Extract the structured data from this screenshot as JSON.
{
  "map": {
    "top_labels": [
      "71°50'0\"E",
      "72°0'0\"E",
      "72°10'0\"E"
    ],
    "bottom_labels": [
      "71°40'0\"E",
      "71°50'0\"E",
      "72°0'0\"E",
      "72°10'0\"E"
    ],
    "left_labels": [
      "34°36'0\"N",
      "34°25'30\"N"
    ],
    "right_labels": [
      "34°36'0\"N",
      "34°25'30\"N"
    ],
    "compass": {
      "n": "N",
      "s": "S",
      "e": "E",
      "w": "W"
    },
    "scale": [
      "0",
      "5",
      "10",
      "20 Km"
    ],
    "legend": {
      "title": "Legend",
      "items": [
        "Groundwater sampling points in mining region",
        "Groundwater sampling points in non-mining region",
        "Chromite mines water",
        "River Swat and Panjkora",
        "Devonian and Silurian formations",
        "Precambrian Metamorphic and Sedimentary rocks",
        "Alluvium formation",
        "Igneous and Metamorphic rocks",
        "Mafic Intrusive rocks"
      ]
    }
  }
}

- [Written exercise]:
Set down each entry again, unchanged.

- [Output for this exercise]:
Extract the structured data from this screenshot as JSON.
{
  "map": {
    "top_labels": [
      "71°50'0\"E",
      "72°0'0\"E",
      "72°10'0\"E"
    ],
    "bottom_labels": [
      "71°40'0\"E",
      "71°50'0\"E",
      "72°0'0\"E",
      "72°10'0\"E"
    ],
    "left_labels": [
      "34°36'0\"N",
      "34°25'30\"N"
    ],
    "right_labels": [
      "34°36'0\"N",
      "34°25'30\"N"
    ],
    "compass": {
      "n": "N",
      "s": "S",
      "e": "E",
      "w": "W"
    },
    "scale": [
      "0",
      "5",
      "10",
      "20 Km"
    ],
    "legend": {
      "title": "Legend",
      "items": [
        "Groundwater sampling points in mining region",
        "Groundwater sampling points in non-mining region",
        "Chromite mines water",
        "River Swat and Panjkora",
        "Devonian and Silurian formations",
        "Precambrian Metamorphic and Sedimentary rocks",
        "Alluvium formation",
        "Igneous and Metamorphic rocks",
        "Mafic Intrusive rocks"
      ]
    }
  }
}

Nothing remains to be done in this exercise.